WHAT THE TASK REQUIRES: Select, from the data, each line where "Puis" occurs.

----------------

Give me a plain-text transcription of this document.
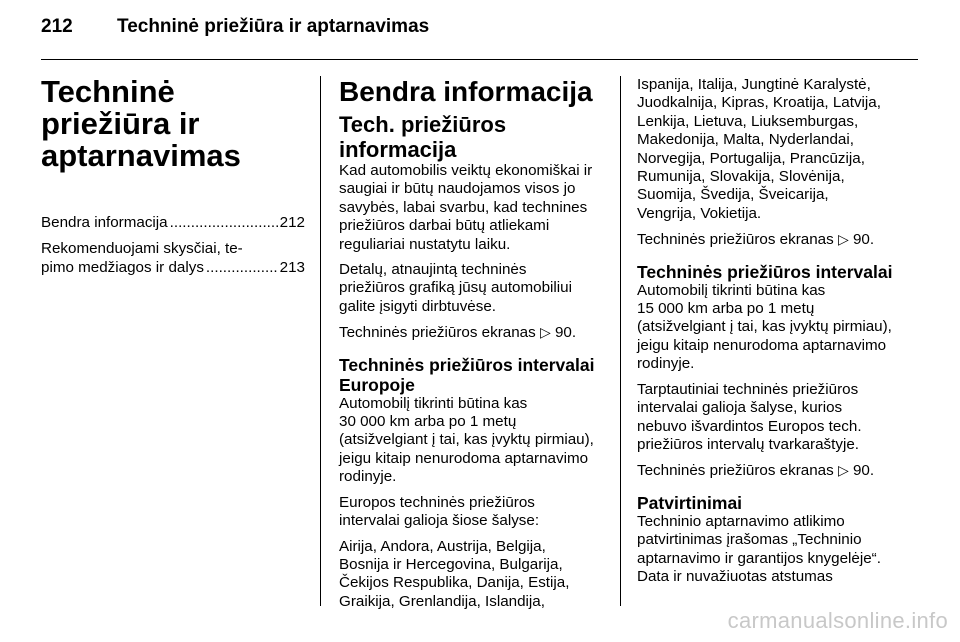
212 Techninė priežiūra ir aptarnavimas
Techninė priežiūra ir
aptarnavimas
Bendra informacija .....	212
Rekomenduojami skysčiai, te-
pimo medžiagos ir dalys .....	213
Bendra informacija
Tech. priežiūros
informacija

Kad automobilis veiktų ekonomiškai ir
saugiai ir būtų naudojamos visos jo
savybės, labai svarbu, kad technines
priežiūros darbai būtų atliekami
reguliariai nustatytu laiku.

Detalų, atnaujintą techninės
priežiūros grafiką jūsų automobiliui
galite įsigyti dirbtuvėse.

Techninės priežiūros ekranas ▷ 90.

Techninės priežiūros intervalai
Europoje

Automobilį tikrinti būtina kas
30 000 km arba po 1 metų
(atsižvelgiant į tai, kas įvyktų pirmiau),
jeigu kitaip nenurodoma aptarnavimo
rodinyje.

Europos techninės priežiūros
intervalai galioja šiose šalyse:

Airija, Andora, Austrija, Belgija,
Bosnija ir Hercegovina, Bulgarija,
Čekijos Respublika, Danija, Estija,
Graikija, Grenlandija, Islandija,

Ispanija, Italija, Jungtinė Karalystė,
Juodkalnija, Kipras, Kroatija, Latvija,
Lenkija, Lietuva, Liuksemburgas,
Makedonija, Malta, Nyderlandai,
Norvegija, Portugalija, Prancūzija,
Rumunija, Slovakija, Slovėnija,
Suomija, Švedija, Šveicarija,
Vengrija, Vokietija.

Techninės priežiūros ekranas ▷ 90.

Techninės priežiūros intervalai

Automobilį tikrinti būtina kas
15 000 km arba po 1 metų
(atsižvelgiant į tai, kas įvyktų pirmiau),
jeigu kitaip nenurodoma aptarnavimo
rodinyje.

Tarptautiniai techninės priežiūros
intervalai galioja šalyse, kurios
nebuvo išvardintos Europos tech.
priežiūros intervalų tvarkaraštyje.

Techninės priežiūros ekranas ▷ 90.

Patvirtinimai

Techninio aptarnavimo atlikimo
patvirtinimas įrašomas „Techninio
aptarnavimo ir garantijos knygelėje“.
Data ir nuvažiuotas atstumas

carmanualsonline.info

----------------

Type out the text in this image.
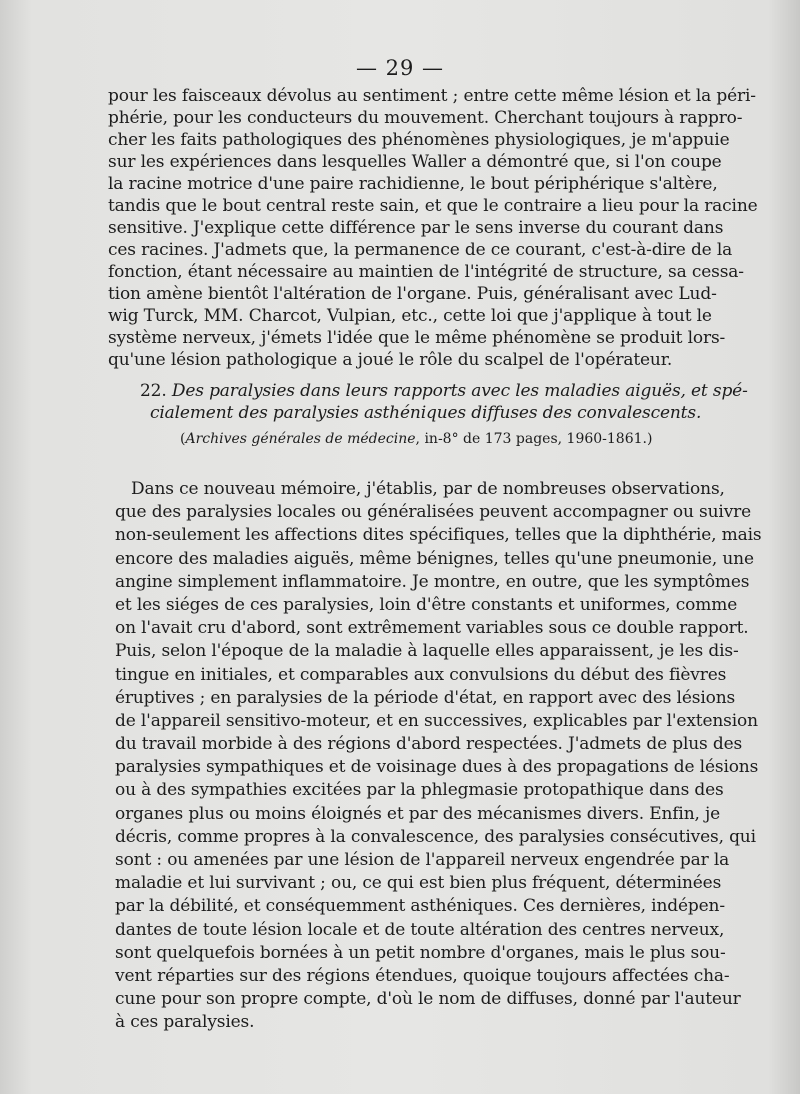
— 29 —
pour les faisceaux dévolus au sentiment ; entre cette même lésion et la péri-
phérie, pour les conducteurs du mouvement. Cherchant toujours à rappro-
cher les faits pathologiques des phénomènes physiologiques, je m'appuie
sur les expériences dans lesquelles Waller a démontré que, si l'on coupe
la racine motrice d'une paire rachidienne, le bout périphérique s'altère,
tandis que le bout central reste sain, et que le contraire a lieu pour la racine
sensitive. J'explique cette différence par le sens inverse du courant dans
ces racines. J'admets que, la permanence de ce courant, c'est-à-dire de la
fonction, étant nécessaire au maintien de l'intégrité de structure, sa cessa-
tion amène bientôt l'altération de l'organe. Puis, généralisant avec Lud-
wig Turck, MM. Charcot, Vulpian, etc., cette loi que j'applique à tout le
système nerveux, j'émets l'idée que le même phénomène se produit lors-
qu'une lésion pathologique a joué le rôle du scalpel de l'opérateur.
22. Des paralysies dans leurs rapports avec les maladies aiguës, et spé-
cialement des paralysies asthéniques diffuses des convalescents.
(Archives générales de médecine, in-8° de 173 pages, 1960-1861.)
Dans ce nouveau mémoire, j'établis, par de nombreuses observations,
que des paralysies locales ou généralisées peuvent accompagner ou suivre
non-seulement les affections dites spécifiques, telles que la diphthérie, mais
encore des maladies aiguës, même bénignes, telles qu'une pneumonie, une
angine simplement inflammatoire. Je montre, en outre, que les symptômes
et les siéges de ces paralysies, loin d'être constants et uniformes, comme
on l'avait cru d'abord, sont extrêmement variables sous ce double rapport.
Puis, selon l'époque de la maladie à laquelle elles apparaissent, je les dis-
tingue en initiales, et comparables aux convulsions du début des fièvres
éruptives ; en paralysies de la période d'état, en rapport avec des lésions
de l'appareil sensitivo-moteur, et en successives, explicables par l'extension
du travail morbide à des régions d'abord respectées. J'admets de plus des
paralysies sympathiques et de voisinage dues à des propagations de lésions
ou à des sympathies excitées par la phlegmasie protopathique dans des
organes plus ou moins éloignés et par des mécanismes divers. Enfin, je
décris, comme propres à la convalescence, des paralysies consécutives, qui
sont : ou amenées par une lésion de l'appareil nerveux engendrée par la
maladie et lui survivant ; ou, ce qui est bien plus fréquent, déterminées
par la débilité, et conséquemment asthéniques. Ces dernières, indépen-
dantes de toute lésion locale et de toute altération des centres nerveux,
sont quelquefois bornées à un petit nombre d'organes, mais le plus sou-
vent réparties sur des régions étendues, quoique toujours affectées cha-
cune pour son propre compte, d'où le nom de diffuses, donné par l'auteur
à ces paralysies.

----------------

ANSWER TO THIS PROBLEM:
tion amène bientôt l'altération de l'organe. Puis, généralisant avec Lud-
Puis, selon l'époque de la maladie à laquelle elles apparaissent, je les dis-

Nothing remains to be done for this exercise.